Provided data =
*-*-*
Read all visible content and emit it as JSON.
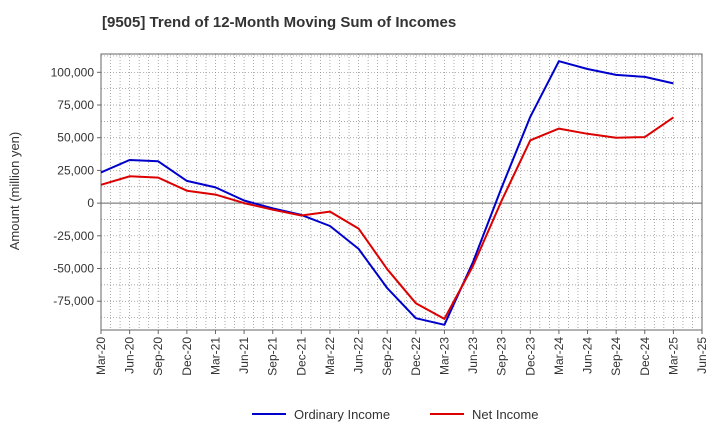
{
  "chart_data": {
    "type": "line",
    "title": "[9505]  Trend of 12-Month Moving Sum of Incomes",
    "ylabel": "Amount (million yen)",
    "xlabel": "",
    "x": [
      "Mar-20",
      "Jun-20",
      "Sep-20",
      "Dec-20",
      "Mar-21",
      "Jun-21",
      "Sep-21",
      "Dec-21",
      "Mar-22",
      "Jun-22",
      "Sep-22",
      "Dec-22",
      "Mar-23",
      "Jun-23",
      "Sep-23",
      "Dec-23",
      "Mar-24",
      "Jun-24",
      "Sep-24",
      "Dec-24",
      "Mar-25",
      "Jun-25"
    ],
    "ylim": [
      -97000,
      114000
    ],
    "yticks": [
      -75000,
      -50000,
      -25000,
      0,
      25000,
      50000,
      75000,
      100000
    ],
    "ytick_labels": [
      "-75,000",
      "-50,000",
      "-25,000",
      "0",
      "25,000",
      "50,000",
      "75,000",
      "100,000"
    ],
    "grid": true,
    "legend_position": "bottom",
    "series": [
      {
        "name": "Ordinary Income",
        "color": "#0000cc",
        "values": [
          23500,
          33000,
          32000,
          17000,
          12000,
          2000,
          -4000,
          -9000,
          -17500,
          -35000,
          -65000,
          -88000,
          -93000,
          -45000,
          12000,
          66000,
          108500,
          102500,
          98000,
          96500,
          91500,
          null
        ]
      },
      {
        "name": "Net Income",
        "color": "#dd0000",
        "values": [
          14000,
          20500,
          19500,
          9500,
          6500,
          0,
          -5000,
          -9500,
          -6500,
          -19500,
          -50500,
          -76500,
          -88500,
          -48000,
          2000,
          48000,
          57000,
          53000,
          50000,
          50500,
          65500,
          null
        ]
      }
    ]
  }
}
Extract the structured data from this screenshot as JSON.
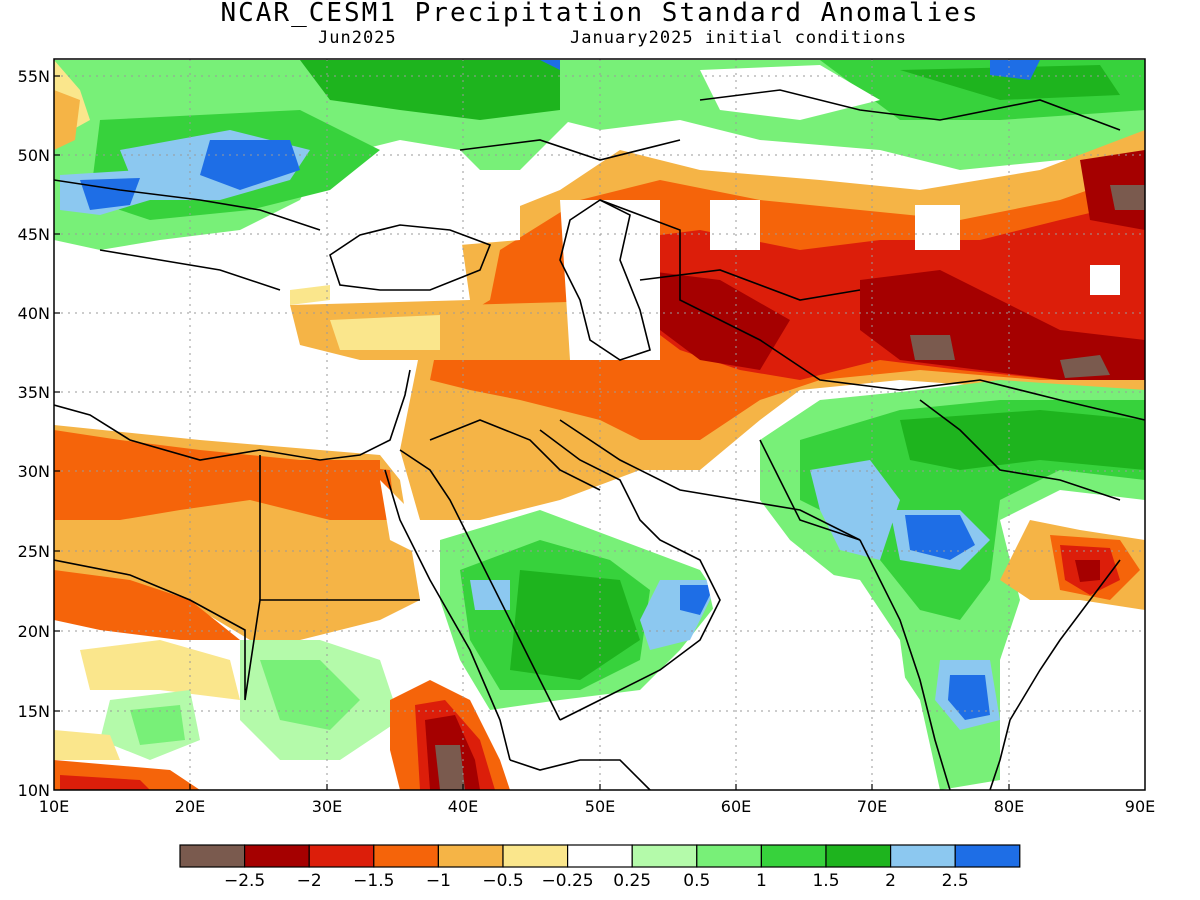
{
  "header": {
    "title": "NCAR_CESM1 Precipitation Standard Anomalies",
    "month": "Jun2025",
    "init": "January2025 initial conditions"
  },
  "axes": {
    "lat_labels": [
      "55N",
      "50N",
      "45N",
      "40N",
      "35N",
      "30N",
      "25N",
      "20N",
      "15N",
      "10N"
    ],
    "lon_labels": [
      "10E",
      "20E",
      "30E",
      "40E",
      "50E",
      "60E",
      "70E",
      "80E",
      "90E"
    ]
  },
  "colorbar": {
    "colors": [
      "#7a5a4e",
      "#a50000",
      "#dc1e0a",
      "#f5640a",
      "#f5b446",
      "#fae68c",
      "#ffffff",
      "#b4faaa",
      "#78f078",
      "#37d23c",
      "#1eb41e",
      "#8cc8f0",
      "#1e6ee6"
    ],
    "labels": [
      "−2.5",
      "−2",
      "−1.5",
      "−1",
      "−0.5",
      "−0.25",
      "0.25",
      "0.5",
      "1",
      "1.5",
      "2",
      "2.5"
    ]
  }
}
*-*-*
Across the material above, how many lines include the string "name"? Only the number is wanted.

Complete answer = 2